■ Records shown
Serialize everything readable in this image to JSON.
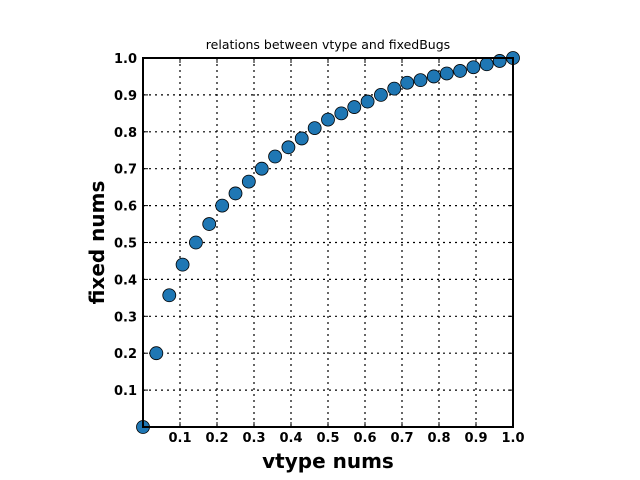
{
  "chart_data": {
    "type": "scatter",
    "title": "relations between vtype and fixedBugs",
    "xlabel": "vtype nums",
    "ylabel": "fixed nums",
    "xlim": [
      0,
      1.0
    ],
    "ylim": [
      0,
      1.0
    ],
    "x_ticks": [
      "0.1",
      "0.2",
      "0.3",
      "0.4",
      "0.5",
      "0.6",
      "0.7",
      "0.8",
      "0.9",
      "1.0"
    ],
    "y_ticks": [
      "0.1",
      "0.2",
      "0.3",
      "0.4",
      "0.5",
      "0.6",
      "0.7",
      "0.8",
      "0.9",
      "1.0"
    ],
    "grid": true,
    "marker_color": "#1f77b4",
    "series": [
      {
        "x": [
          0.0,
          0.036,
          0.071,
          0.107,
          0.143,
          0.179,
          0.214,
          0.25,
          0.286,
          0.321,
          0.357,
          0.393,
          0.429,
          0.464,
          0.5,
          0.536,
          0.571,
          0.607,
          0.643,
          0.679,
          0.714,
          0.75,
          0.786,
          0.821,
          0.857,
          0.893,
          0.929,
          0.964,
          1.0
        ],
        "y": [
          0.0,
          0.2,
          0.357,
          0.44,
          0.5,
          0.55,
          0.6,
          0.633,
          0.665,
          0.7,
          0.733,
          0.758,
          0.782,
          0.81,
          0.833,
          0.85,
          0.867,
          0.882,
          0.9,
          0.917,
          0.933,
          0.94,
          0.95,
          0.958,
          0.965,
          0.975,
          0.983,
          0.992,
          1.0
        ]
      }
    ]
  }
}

* * *

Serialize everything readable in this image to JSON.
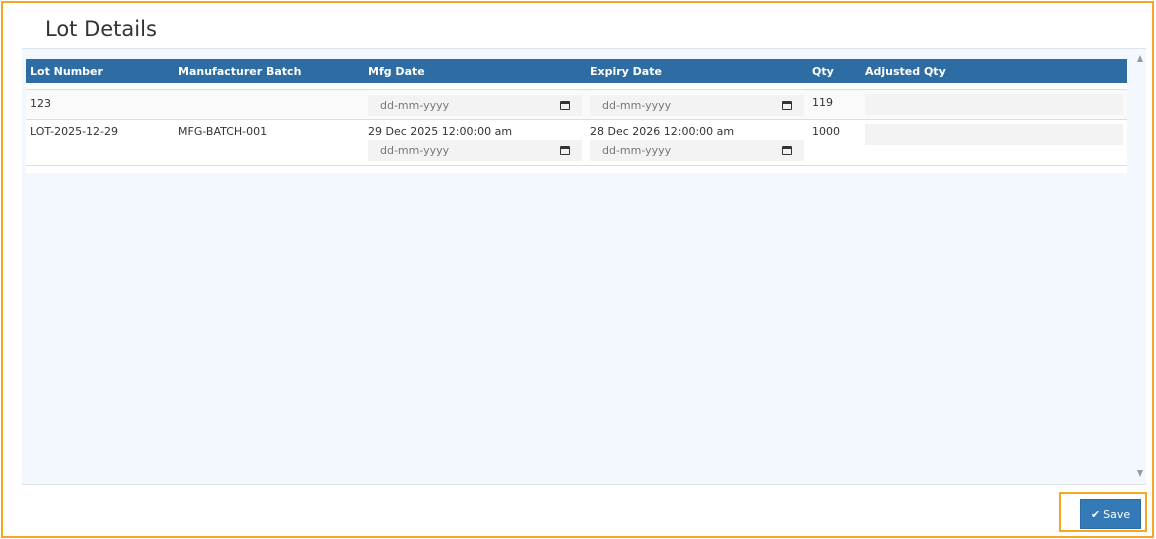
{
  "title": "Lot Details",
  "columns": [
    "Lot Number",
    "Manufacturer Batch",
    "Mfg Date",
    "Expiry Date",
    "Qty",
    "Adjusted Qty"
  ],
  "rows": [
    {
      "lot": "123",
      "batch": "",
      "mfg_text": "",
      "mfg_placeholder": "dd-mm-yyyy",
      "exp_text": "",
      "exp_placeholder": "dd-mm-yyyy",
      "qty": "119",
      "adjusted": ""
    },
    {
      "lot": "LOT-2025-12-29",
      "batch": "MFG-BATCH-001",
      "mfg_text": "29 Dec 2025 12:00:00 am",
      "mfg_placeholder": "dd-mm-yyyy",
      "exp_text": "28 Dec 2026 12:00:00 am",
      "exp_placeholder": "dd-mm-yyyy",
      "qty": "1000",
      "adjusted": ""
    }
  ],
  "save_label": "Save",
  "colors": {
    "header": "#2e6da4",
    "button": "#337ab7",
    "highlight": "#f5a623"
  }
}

■ What you should do
Using the entries above, find all lines with "title". Copy them.

■ Task solution
    "title": "relations between vtype and fixedBugs",
  "title": "Lot Details",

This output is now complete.